_Task directions_. Give the count of lines in the data that include the string "autosleutel", with no added remarks.

(Collected data entries)

#####

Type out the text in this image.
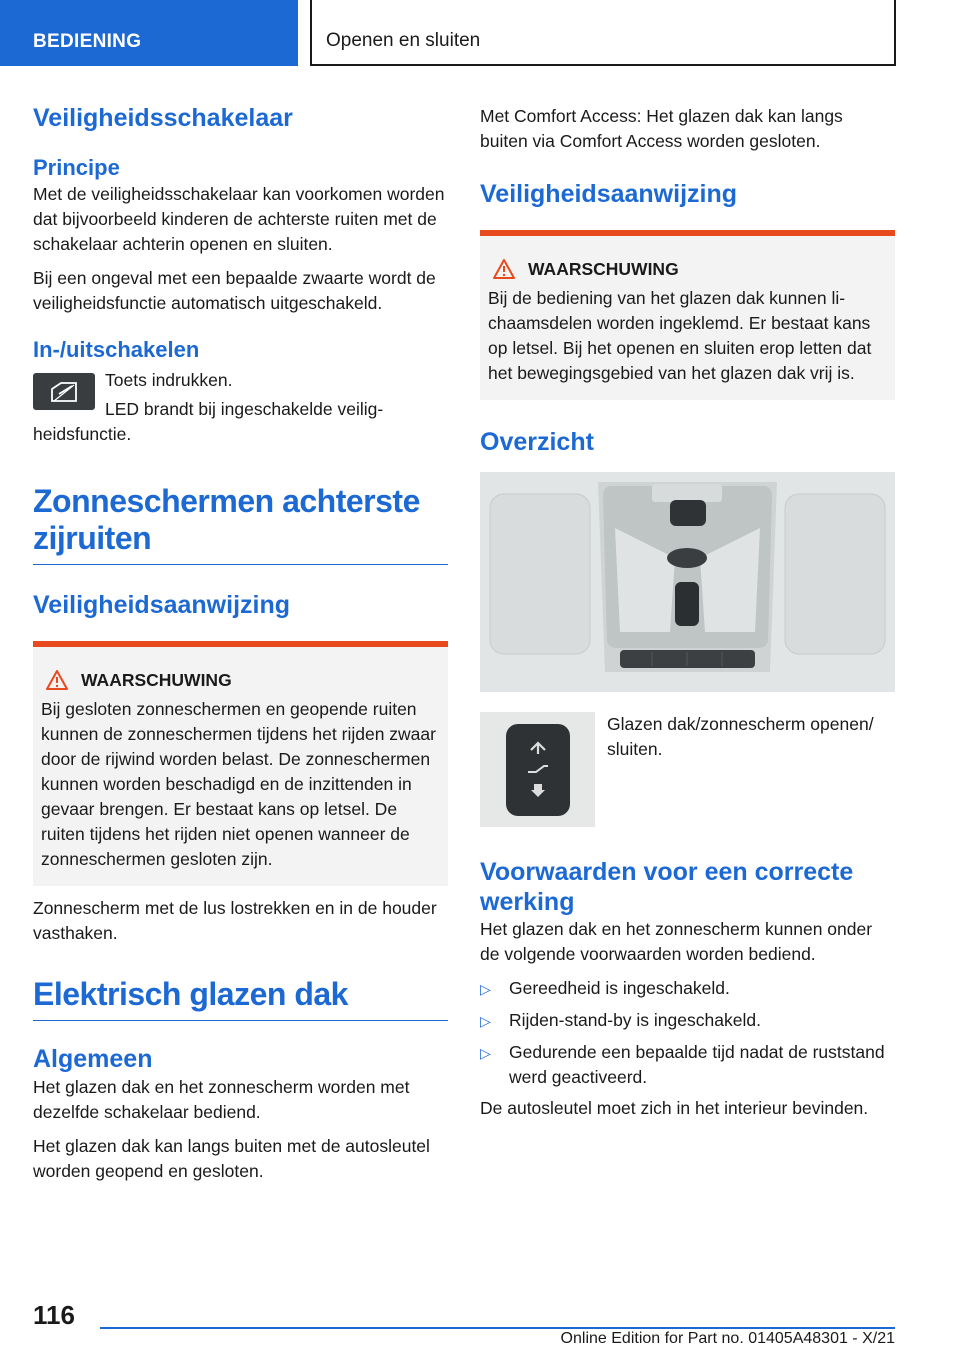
BEDIENING	Openen en sluiten
Veiligheidsschakelaar
Principe

Met de veiligheidsschakelaar kan voorkomen worden dat bijvoorbeeld kinderen de achterste ruiten met de schakelaar achterin openen en sluiten.

Bij een ongeval met een bepaalde zwaarte wordt de veiligheidsfunctie automatisch uitgeschakeld.

In-/uitschakelen

Toets indrukken.

LED brandt bij ingeschakelde veilig-

heidsfunctie.

Zonneschermen achterste zijruiten
Veiligheidsaanwijzing
WAARSCHUWING

Bij gesloten zonneschermen en geopende ruiten kunnen de zonneschermen tijdens het rijden zwaar door de rijwind worden belast. De zonneschermen kunnen worden beschadigd en de inzittenden in gevaar brengen. Er bestaat kans op letsel. De ruiten tijdens het rijden niet openen wanneer de zonneschermen gesloten zijn.

Zonnescherm met de lus lostrekken en in de houder vasthaken.

Elektrisch glazen dak
Algemeen

Het glazen dak en het zonnescherm worden met dezelfde schakelaar bediend.

Het glazen dak kan langs buiten met de autosleutel worden geopend en gesloten.

Met Comfort Access: Het glazen dak kan langs buiten via Comfort Access worden gesloten.

Veiligheidsaanwijzing
WAARSCHUWING

Bij de bediening van het glazen dak kunnen lichaamsdelen worden ingeklemd. Er bestaat kans op letsel. Bij het openen en sluiten erop letten dat het bewegingsgebied van het glazen dak vrij is.

Overzicht

Glazen dak/zonnescherm openen/ sluiten.

Voorwaarden voor een correcte werking

Het glazen dak en het zonnescherm kunnen onder de volgende voorwaarden worden bediend.

▷	Gereedheid is ingeschakeld.
▷	Rijden-stand-by is ingeschakeld.
▷	Gedurende een bepaalde tijd nadat de ruststand werd geactiveerd.

De autosleutel moet zich in het interieur bevinden.

116
Online Edition for Part no. 01405A48301 - X/21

#####

_Task solution_. 2